Explicação passo a passo:

Calcular a integral definida:

    [tex]\displaystyle\int_{-\pi/\omega}^{\pi/\omega} t\,\mathrm{sen}(k\omega t)\,dt[/tex]

com k inteiro e ω ≠ 0.

• Se k = 0, a integral fica

    [tex]=\displaystyle\int_{-\pi/\omega}^{\pi/\omega} t\,\mathrm{sen}(0\cdot \omega t)\,dt\\\\\\=\int_{-\pi/\omega}^{\pi/\omega} t\,\mathrm{sen}(0)\,dt\\\\\\=\int_{-\pi/\omega}^{\pi/\omega} 0\,dt=0.[/tex]

• Se k ≠ 0, vamos integrar por partes.

• _EXERCÍCIO PROPOSTO 1_
Edite as linhas do conjunto de dados abaixo, do início até a linha que contém "calendar-header-row: Sunday Monday", inclusive. Substitua "Sunset" por "Ocaso" e deixe todo o resto igual.

(Registros de um conjunto de dados)
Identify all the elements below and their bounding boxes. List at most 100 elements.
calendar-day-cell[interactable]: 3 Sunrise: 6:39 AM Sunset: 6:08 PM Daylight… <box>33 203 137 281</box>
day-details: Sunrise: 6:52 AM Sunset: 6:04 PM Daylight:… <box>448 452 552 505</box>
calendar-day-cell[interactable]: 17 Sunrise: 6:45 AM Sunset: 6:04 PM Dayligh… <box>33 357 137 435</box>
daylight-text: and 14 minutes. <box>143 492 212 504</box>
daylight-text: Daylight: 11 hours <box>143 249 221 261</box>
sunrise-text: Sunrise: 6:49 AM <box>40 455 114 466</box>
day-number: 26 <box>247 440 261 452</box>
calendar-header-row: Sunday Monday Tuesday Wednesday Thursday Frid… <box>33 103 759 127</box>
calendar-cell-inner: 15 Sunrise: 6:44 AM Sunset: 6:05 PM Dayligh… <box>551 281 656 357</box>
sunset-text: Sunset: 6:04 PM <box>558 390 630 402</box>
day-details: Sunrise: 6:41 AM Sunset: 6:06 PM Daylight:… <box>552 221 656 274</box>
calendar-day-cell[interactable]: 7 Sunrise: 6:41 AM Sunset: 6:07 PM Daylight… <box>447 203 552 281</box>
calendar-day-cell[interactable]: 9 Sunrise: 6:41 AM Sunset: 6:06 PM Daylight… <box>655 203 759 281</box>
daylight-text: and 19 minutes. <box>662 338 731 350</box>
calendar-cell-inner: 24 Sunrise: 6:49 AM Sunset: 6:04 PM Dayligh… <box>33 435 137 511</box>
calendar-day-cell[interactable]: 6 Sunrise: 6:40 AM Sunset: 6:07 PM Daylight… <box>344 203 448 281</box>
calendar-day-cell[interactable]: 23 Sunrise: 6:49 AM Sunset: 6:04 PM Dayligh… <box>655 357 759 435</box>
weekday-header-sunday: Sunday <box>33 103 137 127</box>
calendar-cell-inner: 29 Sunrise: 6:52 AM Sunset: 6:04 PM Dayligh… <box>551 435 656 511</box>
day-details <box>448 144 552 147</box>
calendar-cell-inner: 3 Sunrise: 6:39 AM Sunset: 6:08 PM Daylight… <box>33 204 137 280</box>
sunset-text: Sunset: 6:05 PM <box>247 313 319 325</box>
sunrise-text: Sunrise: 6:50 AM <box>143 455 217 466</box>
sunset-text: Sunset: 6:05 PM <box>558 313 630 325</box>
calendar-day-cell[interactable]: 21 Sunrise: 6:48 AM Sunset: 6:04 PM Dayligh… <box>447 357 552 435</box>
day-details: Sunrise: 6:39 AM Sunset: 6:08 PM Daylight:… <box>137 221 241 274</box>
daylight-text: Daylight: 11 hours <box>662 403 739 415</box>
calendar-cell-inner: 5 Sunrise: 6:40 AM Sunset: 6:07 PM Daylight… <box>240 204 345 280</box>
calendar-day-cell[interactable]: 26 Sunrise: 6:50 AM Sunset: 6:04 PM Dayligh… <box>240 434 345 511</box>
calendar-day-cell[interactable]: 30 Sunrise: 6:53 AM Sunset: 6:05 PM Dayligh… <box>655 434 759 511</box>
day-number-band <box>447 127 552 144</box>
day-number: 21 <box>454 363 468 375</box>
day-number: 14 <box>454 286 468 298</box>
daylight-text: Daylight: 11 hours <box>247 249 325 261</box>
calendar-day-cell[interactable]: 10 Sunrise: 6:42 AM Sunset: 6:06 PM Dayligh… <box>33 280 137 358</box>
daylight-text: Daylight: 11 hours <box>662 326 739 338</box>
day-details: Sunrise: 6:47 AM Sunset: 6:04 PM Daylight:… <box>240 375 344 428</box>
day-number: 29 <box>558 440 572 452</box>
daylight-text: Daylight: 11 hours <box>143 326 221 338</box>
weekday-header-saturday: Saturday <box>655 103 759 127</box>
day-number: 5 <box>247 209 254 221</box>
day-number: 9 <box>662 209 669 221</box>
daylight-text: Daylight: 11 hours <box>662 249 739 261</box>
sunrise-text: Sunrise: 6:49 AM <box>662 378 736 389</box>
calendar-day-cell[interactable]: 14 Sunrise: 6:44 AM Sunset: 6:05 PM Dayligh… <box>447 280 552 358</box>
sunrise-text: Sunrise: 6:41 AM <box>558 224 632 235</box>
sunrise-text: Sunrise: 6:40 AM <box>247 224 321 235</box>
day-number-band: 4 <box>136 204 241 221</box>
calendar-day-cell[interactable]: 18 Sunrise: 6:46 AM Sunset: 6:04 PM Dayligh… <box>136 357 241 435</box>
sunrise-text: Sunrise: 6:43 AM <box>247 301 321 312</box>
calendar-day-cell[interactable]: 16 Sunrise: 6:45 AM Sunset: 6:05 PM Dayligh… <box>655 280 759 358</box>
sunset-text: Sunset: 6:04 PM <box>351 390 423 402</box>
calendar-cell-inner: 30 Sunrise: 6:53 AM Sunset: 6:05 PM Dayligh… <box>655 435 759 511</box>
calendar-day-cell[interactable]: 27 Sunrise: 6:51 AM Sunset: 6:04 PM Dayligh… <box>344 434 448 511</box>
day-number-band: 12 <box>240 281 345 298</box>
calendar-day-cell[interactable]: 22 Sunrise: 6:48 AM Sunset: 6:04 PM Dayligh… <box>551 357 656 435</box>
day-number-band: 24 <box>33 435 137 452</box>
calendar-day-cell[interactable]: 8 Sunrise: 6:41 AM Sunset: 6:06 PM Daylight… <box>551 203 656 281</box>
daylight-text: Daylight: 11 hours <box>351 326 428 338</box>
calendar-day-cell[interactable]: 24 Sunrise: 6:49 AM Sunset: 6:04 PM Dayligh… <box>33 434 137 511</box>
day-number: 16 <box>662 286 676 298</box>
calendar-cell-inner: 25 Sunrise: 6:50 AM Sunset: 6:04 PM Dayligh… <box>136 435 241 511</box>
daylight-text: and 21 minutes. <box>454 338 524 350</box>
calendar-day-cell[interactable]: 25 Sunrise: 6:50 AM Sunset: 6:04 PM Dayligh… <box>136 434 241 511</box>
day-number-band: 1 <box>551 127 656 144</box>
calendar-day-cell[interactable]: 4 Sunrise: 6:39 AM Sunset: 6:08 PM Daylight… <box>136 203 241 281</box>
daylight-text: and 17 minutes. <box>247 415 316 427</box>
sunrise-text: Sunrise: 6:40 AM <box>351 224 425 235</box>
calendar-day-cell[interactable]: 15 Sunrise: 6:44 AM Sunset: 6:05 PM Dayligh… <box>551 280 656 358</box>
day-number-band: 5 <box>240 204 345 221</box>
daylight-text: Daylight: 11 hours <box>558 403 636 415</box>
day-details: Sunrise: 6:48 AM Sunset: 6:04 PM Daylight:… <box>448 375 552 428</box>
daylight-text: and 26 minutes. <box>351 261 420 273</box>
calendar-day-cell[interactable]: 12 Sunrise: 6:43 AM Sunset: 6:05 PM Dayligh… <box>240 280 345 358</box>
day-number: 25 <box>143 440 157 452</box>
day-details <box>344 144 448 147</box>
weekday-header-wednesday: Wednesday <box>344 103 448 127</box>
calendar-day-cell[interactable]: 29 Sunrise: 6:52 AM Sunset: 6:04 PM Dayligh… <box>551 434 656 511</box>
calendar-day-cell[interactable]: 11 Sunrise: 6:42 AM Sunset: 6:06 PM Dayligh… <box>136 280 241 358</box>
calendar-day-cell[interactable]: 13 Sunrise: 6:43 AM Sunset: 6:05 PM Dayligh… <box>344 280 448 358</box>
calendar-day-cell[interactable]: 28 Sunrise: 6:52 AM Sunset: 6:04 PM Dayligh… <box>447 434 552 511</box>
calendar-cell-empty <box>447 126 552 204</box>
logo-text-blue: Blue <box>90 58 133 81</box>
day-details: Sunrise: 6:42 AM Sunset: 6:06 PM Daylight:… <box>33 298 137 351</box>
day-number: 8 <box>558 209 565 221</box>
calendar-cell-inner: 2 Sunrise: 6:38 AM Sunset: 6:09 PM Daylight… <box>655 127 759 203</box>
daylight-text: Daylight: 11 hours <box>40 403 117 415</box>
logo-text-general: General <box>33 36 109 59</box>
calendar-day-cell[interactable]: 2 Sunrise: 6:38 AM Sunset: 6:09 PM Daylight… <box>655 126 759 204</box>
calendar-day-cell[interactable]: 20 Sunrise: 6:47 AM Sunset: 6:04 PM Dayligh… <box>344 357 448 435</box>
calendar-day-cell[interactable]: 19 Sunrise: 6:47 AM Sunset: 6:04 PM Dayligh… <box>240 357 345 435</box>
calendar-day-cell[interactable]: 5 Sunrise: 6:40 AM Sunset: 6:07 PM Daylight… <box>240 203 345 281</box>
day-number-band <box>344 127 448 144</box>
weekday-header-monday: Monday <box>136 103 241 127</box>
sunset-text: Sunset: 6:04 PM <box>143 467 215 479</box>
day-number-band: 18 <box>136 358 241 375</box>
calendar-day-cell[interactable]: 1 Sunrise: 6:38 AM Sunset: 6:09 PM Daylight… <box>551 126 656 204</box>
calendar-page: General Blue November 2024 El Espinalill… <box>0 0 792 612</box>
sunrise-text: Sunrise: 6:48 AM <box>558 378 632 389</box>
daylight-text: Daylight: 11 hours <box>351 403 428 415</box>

• _EXERCÍCIO PROPOSTO 2_
Segundo o trecho sobre a integral definida, que método se usa no caso k ≠ 0?

• _RESPOSTA COMPLETA 1_
Identify all the elements below and their bounding boxes. List at most 100 elements.
calendar-day-cell[interactable]: 3 Sunrise: 6:39 AM Ocaso: 6:08 PM Daylight… <box>33 203 137 281</box>
day-details: Sunrise: 6:52 AM Ocaso: 6:04 PM Daylight:… <box>448 452 552 505</box>
calendar-day-cell[interactable]: 17 Sunrise: 6:45 AM Ocaso: 6:04 PM Dayligh… <box>33 357 137 435</box>
daylight-text: and 14 minutes. <box>143 492 212 504</box>
daylight-text: Daylight: 11 hours <box>143 249 221 261</box>
sunrise-text: Sunrise: 6:49 AM <box>40 455 114 466</box>
day-number: 26 <box>247 440 261 452</box>
calendar-header-row: Sunday Monday Tuesday Wednesday Thursday Frid… <box>33 103 759 127</box>

• _RESPOSTA COMPLETA 2_
A integração por partes.